What to produce »
Reproduce each record below in full, word for word, without images.

------ Supplied information

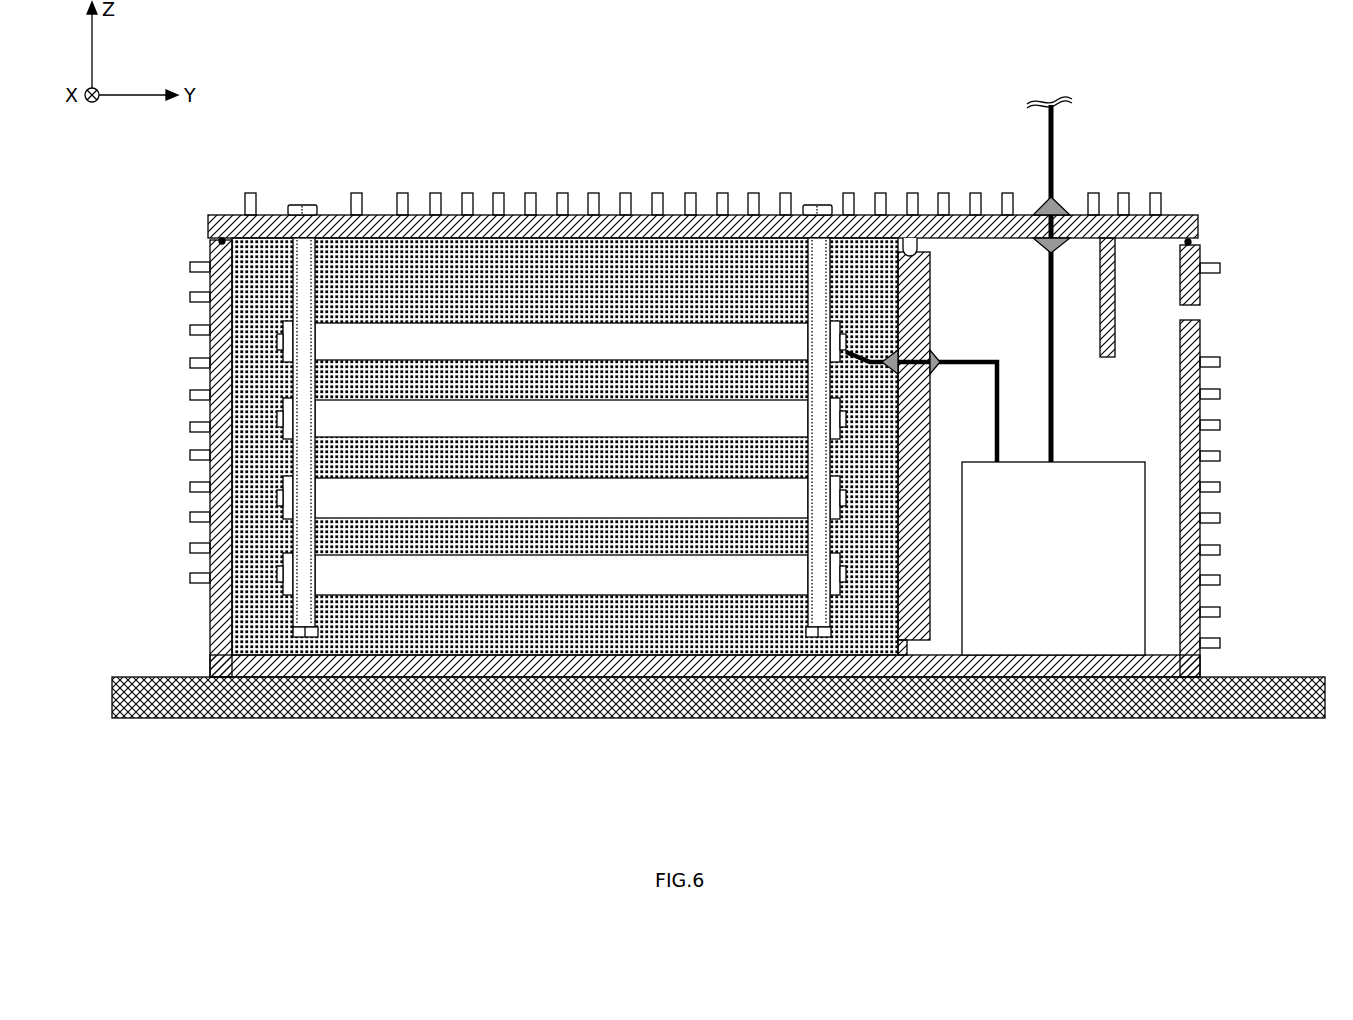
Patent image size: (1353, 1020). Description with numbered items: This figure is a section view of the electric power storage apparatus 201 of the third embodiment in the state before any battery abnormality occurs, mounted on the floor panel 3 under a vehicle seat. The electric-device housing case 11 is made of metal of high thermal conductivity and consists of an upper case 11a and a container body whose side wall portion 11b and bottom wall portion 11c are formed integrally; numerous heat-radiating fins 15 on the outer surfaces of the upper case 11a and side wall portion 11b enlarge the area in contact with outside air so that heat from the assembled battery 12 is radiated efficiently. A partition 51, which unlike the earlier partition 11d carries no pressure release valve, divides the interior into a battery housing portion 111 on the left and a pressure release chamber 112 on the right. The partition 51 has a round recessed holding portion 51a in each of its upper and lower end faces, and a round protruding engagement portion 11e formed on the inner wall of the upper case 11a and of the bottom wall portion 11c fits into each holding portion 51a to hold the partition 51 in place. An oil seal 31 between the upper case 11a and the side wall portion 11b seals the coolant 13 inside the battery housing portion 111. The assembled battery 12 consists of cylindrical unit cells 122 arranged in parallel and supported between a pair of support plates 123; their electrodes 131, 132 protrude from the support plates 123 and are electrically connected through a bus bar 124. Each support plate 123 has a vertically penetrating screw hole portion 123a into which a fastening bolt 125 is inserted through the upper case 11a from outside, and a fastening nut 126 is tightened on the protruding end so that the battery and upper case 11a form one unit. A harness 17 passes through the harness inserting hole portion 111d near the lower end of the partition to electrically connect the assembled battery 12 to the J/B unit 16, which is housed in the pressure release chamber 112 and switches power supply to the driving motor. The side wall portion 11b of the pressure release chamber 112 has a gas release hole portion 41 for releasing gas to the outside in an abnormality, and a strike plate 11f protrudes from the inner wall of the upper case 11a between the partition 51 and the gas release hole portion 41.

The electric power storage apparatus 201 is at (718, 429).
The electric-device housing case 11 is at (748, 466).
The upper case 11a is at (1188, 240).
The side wall portion 11b is at (1188, 495).
The bottom wall portion 11c is at (1138, 663).
The partition 11d is at (1193, 660).
The engagement portion 11e is at (915, 247).
The strike plate 11f is at (1108, 247).
The assembled battery 12 is at (485, 453).
The coolant 13 is at (637, 272).
The heat-radiating fins 15 is at (1223, 578).
The J/B unit 16 is at (1122, 622).
The harness 17 is at (997, 362).
The oil seal 31 is at (222, 241).
The gas release hole portion 41 is at (1200, 308).
The partition 51 is at (928, 456).
The holding portion 51a is at (920, 640).
The battery housing portion 111 is at (676, 236).
The harness inserting hole portion 111d is at (927, 343).
The pressure release chamber 112 is at (1000, 213).
The cylindrical unit cells 122 is at (683, 572).
The support plates 123 is at (561, 443).
The screw hole portion 123a is at (312, 278).
The bus bar 124 is at (288, 485).
The fastening bolt 125 is at (303, 205).
The fastening nut 126 is at (307, 637).
The electrode 131 is at (277, 573).
The electrode 132 is at (848, 577).
The floor panel 3 is at (1292, 687).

------------

Response area »
Patent image size: (1353, 1020). Description with numbered items: This figure is a section view of the electric power storage apparatus 201 of the third embodiment in the state before any battery abnormality occurs, mounted on the floor panel 3 under a vehicle seat. The electric-device housing case 11 is made of metal of high thermal conductivity and consists of an upper case 11a and a container body whose side wall portion 11b and bottom wall portion 11c are formed integrally; numerous heat-radiating fins 15 on the outer surfaces of the upper case 11a and side wall portion 11b enlarge the area in contact with outside air so that heat from the assembled battery 12 is radiated efficiently. A partition 51, which unlike the earlier partition 11d carries no pressure release valve, divides the interior into a battery housing portion 111 on the left and a pressure release chamber 112 on the right. The partition 51 has a round recessed holding portion 51a in each of its upper and lower end faces, and a round protruding engagement portion 11e formed on the inner wall of the upper case 11a and of the bottom wall portion 11c fits into each holding portion 51a to hold the partition 51 in place. An oil seal 31 between the upper case 11a and the side wall portion 11b seals the coolant 13 inside the battery housing portion 111. The assembled battery 12 consists of cylindrical unit cells 122 arranged in parallel and supported between a pair of support plates 123; their electrodes 131, 132 protrude from the support plates 123 and are electrically connected through a bus bar 124. Each support plate 123 has a vertically penetrating screw hole portion 123a into which a fastening bolt 125 is inserted through the upper case 11a from outside, and a fastening nut 126 is tightened on the protruding end so that the battery and upper case 11a form one unit. A harness 17 passes through the harness inserting hole portion 111d near the lower end of the partition to electrically connect the assembled battery 12 to the J/B unit 16, which is housed in the pressure release chamber 112 and switches power supply to the driving motor. The side wall portion 11b of the pressure release chamber 112 has a gas release hole portion 41 for releasing gas to the outside in an abnormality, and a strike plate 11f protrudes from the inner wall of the upper case 11a between the partition 51 and the gas release hole portion 41.

The electric power storage apparatus 201 is at (718, 429).
The electric-device housing case 11 is at (748, 466).
The upper case 11a is at (1188, 240).
The side wall portion 11b is at (1188, 495).
The bottom wall portion 11c is at (1138, 663).
The partition 11d is at (1193, 660).
The engagement portion 11e is at (915, 247).
The strike plate 11f is at (1108, 247).
The assembled battery 12 is at (485, 453).
The coolant 13 is at (637, 272).
The heat-radiating fins 15 is at (1223, 578).
The J/B unit 16 is at (1122, 622).
The harness 17 is at (997, 362).
The oil seal 31 is at (222, 241).
The gas release hole portion 41 is at (1200, 308).
The partition 51 is at (928, 456).
The holding portion 51a is at (920, 640).
The battery housing portion 111 is at (676, 236).
The harness inserting hole portion 111d is at (927, 343).
The pressure release chamber 112 is at (1000, 213).
The cylindrical unit cells 122 is at (683, 572).
The support plates 123 is at (561, 443).
The screw hole portion 123a is at (312, 278).
The bus bar 124 is at (288, 485).
The fastening bolt 125 is at (303, 205).
The fastening nut 126 is at (307, 637).
The electrode 131 is at (277, 573).
The electrode 132 is at (848, 577).
The floor panel 3 is at (1292, 687).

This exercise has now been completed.